→ **OBJECTIVE**
Print the entire listing. Each line must match the original exactly.

begin RAW RECORDS

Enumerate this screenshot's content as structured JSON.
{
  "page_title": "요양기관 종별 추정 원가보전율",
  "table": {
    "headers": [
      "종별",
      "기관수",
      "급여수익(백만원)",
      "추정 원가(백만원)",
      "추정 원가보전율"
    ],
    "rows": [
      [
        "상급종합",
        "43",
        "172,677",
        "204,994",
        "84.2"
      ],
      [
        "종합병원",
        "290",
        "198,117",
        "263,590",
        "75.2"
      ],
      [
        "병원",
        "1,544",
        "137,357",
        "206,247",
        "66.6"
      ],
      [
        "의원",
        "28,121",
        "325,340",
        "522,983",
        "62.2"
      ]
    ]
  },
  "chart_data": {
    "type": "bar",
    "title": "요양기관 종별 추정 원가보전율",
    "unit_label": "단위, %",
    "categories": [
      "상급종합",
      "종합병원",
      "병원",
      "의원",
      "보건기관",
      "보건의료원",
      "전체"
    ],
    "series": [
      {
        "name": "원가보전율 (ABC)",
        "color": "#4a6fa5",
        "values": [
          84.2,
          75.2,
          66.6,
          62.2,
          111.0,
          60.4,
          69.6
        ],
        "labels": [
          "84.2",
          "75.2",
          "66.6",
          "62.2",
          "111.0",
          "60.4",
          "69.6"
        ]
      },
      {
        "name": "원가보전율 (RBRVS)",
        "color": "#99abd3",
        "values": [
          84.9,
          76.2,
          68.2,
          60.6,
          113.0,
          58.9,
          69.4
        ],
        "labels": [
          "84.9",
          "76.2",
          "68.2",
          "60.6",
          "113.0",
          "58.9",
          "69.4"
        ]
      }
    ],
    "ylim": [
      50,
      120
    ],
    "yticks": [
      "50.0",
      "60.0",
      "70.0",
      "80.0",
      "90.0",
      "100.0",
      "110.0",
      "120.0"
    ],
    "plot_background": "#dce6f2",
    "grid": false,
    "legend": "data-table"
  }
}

end RAW RECORDS

→ **OUTPUT FOR THIS EXERCISE**
Enumerate this screenshot's content as structured JSON.
{
  "page_title": "요양기관 종별 추정 원가보전율",
  "table": {
    "headers": [
      "종별",
      "기관수",
      "급여수익(백만원)",
      "추정 원가(백만원)",
      "추정 원가보전율"
    ],
    "rows": [
      [
        "상급종합",
        "43",
        "172,677",
        "204,994",
        "84.2"
      ],
      [
        "종합병원",
        "290",
        "198,117",
        "263,590",
        "75.2"
      ],
      [
        "병원",
        "1,544",
        "137,357",
        "206,247",
        "66.6"
      ],
      [
        "의원",
        "28,121",
        "325,340",
        "522,983",
        "62.2"
      ]
    ]
  },
  "chart_data": {
    "type": "bar",
    "title": "요양기관 종별 추정 원가보전율",
    "unit_label": "단위, %",
    "categories": [
      "상급종합",
      "종합병원",
      "병원",
      "의원",
      "보건기관",
      "보건의료원",
      "전체"
    ],
    "series": [
      {
        "name": "원가보전율 (ABC)",
        "color": "#4a6fa5",
        "values": [
          84.2,
          75.2,
          66.6,
          62.2,
          111.0,
          60.4,
          69.6
        ],
        "labels": [
          "84.2",
          "75.2",
          "66.6",
          "62.2",
          "111.0",
          "60.4",
          "69.6"
        ]
      },
      {
        "name": "원가보전율 (RBRVS)",
        "color": "#99abd3",
        "values": [
          84.9,
          76.2,
          68.2,
          60.6,
          113.0,
          58.9,
          69.4
        ],
        "labels": [
          "84.9",
          "76.2",
          "68.2",
          "60.6",
          "113.0",
          "58.9",
          "69.4"
        ]
      }
    ],
    "ylim": [
      50,
      120
    ],
    "yticks": [
      "50.0",
      "60.0",
      "70.0",
      "80.0",
      "90.0",
      "100.0",
      "110.0",
      "120.0"
    ],
    "plot_background": "#dce6f2",
    "grid": false,
    "legend": "data-table"
  }
}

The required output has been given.